◆ What needs to be done ◆
Take each line containing "China" and report it exactly as written.
---------- Extracted information ----------
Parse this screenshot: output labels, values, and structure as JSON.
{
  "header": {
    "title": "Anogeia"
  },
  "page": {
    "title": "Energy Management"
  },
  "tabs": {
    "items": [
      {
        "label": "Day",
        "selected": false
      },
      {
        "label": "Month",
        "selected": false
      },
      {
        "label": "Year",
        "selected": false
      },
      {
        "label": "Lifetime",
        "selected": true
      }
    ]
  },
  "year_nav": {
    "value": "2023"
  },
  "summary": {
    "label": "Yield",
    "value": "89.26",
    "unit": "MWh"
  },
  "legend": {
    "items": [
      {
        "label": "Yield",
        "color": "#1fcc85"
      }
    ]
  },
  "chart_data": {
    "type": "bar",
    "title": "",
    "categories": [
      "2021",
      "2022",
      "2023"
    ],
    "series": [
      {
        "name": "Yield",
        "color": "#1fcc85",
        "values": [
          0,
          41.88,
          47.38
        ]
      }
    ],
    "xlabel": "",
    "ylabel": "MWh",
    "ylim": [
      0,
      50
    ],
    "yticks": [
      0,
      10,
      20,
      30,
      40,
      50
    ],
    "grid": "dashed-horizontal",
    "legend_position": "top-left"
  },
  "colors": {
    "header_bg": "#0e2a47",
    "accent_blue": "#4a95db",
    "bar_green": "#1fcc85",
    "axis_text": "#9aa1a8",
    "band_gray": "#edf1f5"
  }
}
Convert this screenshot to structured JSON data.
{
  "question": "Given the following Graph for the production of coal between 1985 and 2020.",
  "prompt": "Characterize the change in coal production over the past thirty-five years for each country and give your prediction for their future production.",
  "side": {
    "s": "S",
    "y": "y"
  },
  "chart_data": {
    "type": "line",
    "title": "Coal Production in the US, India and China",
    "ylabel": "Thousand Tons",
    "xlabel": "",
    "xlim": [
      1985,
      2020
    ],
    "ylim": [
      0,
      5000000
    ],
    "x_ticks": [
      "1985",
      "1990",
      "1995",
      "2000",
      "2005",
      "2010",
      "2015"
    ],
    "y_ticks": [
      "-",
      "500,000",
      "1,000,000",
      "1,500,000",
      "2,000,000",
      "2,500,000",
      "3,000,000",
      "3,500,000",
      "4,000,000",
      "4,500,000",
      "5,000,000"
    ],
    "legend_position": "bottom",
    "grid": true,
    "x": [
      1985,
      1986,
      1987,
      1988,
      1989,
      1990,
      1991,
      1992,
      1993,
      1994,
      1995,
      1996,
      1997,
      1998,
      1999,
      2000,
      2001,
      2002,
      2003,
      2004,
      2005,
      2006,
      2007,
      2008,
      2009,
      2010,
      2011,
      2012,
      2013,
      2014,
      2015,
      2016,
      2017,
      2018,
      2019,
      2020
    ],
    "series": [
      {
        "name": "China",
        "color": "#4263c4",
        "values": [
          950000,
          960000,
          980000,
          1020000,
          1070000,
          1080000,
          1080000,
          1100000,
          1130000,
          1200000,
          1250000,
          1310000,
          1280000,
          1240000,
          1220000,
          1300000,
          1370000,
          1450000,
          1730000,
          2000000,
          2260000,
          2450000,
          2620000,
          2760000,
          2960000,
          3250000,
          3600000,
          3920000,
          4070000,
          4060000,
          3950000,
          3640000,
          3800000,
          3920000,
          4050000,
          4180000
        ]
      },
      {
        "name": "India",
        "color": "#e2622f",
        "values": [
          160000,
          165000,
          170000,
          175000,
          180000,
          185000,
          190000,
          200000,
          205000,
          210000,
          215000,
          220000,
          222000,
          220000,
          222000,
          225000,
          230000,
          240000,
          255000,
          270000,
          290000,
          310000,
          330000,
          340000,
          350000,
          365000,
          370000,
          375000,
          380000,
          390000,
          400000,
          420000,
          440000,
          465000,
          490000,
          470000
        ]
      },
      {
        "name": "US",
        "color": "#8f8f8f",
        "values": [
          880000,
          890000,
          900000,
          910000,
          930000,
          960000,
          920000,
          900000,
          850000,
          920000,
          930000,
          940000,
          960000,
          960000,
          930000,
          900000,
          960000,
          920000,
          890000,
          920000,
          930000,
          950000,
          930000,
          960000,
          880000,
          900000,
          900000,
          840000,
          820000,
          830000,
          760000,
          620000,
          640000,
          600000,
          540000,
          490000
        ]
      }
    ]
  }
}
----------
◆ Written answer ◆
    "title": "Coal Production in the US, India and China",
        "name": "China",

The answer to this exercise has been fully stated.